Retype the line in which "Give me a plain-text" appears, then every line after it until the records end. Leave out the pictures.

____________________

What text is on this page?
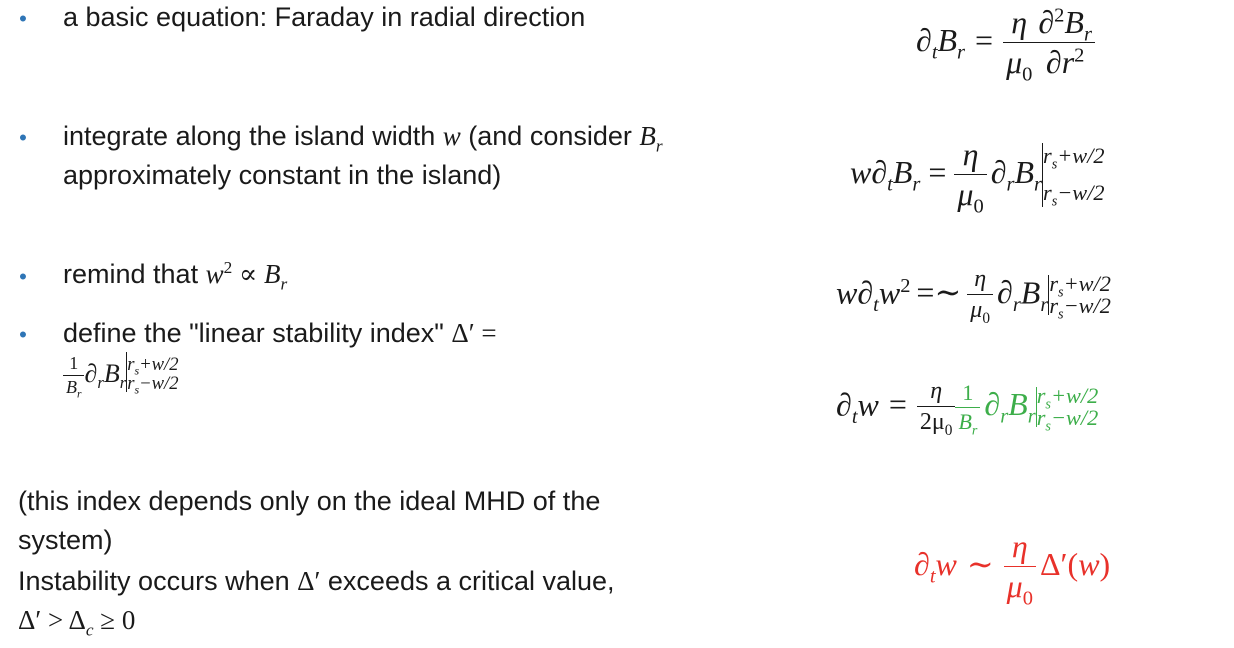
• a basic equation: Faraday in radial direction
• integrate along the island width w (and consider $B_r$ approximately constant in the island)
• remind that $w^2 \propto B_r$
• define the "linear stability index" Δ′ =
$\frac{1}{B_r} \partial_rB_r$
$r_s+w/2$
$r_s-w/2$
(this index depends only on the ideal MHD of the system)
Instability occurs when Δ′ exceeds a critical value,
$\Delta' > \Delta_c \ge 0$
$\partial_tB_r = \frac{\eta}{\mu_0} \frac{\partial^2B_r}{\partial r^2}$
$w\partial_tB_r = \frac{\eta}{\mu_0} \partial_rB_r$
$r_s+w/2$
$r_s-w/2$
$w\partial_tw^2$ =∼ $\frac{\eta}{\mu_0} \partial_rB_r$
$r_s+w/2$
$r_s-w/2$
$\partial_tw = \frac{\eta}{2\mu_0} \frac{1}{B_r} \partial_rB_r$
$r_s+w/2$
$r_s-w/2$
$\partial_tw$ ∼ $\frac{\eta}{\mu_0} \Delta'(w)$
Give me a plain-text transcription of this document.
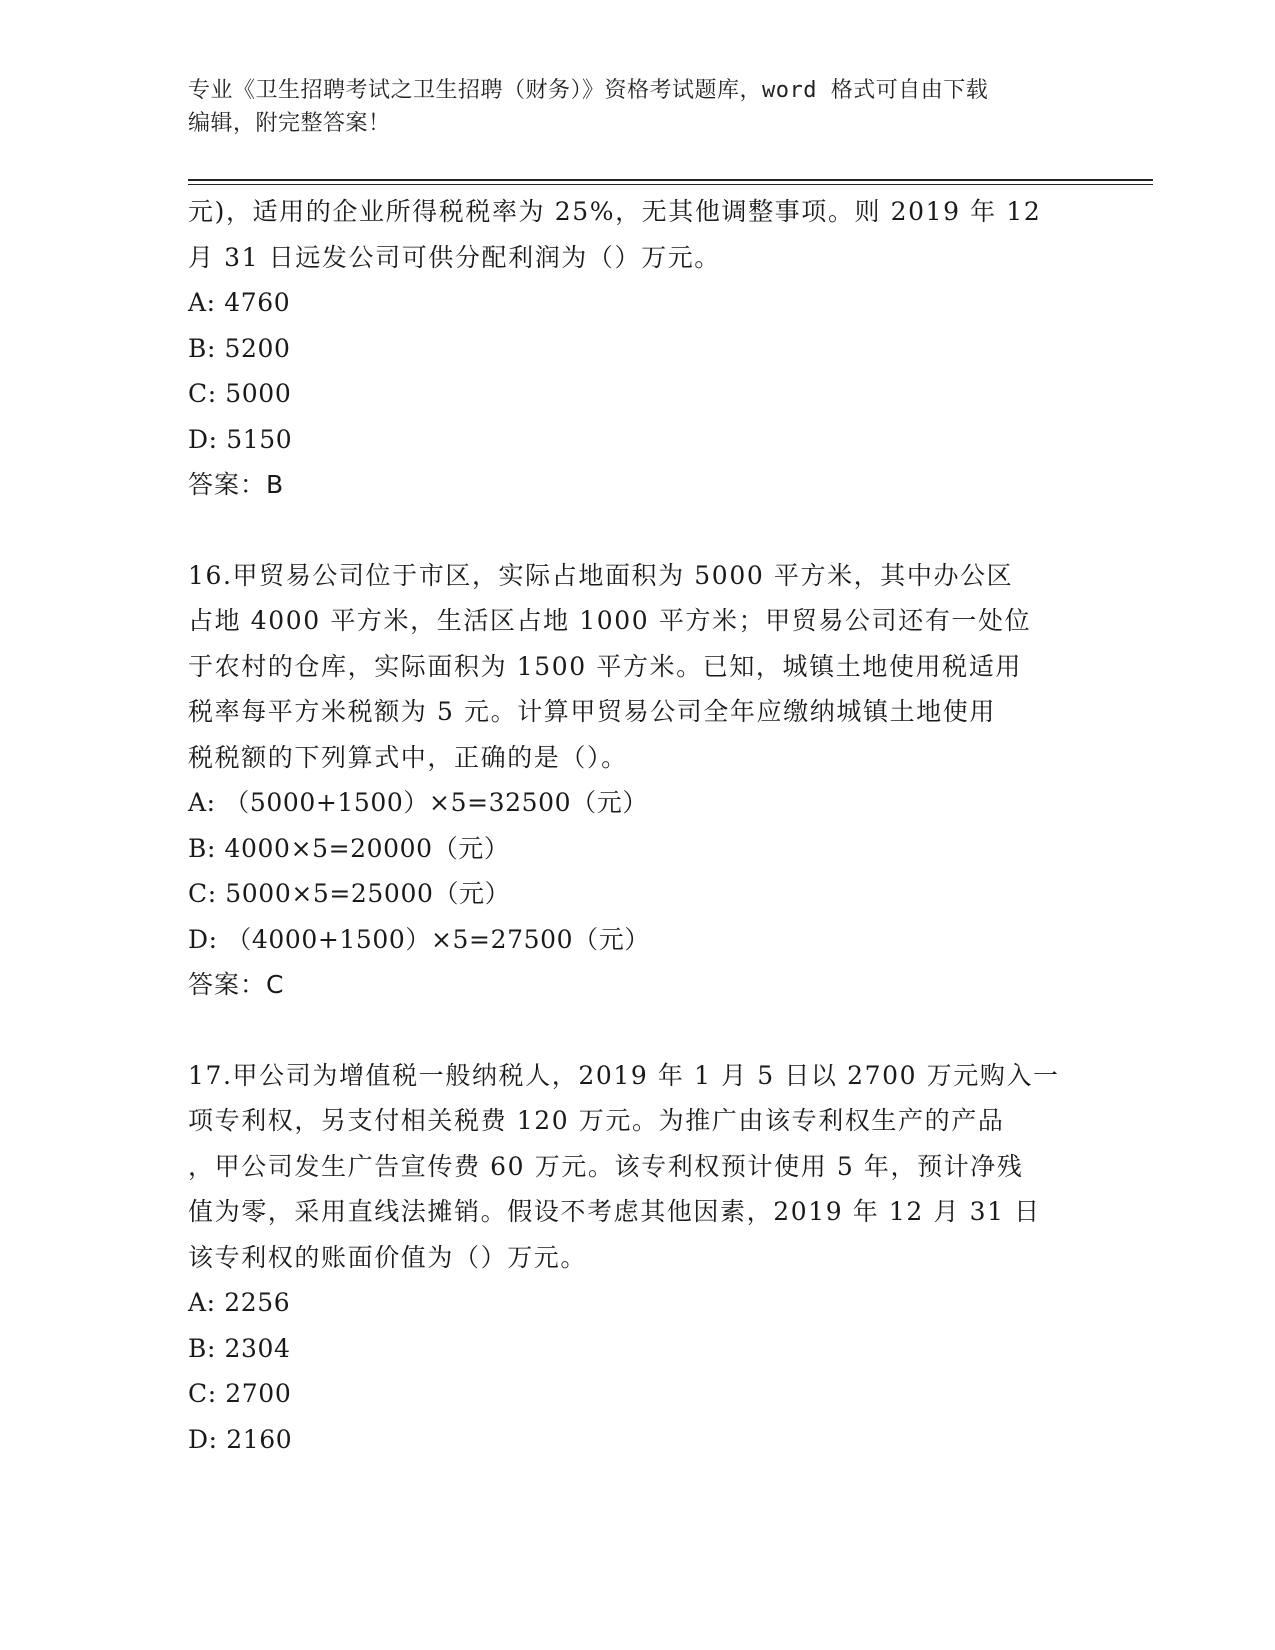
专业《卫生招聘考试之卫生招聘（财务）》资格考试题库，word 格式可自由下载
编辑，附完整答案！
元)，适用的企业所得税税率为 25%，无其他调整事项。则 2019 年 12
月 31 日远发公司可供分配利润为（）万元。

A: 4760

B: 5200

C: 5000

D: 5150

答案：B

16.甲贸易公司位于市区，实际占地面积为 5000 平方米，其中办公区
占地 4000 平方米，生活区占地 1000 平方米；甲贸易公司还有一处位
于农村的仓库，实际面积为 1500 平方米。已知，城镇土地使用税适用
税率每平方米税额为 5 元。计算甲贸易公司全年应缴纳城镇土地使用
税税额的下列算式中，正确的是（）。

A: （5000+1500）×5=32500（元）

B: 4000×5=20000（元）

C: 5000×5=25000（元）

D: （4000+1500）×5=27500（元）

答案：C

17.甲公司为增值税一般纳税人，2019 年 1 月 5 日以 2700 万元购入一
项专利权，另支付相关税费 120 万元。为推广由该专利权生产的产品
，甲公司发生广告宣传费 60 万元。该专利权预计使用 5 年，预计净残
值为零，采用直线法摊销。假设不考虑其他因素，2019 年 12 月 31 日
该专利权的账面价值为（）万元。

A: 2256

B: 2304

C: 2700

D: 2160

____________________

◆ Worked answer:
Give me a plain-text transcription of this document.
专业《卫生招聘考试之卫生招聘（财务）》资格考试题库，word 格式可自由下载
编辑，附完整答案！
元)，适用的企业所得税税率为 25%，无其他调整事项。则 2019 年 12
月 31 日远发公司可供分配利润为（）万元。

A: 4760

B: 5200

C: 5000

D: 5150

答案：B

16.甲贸易公司位于市区，实际占地面积为 5000 平方米，其中办公区
占地 4000 平方米，生活区占地 1000 平方米；甲贸易公司还有一处位
于农村的仓库，实际面积为 1500 平方米。已知，城镇土地使用税适用
税率每平方米税额为 5 元。计算甲贸易公司全年应缴纳城镇土地使用
税税额的下列算式中，正确的是（）。

A: （5000+1500）×5=32500（元）

B: 4000×5=20000（元）

C: 5000×5=25000（元）

D: （4000+1500）×5=27500（元）

答案：C

17.甲公司为增值税一般纳税人，2019 年 1 月 5 日以 2700 万元购入一
项专利权，另支付相关税费 120 万元。为推广由该专利权生产的产品
，甲公司发生广告宣传费 60 万元。该专利权预计使用 5 年，预计净残
值为零，采用直线法摊销。假设不考虑其他因素，2019 年 12 月 31 日
该专利权的账面价值为（）万元。

A: 2256

B: 2304

C: 2700

D: 2160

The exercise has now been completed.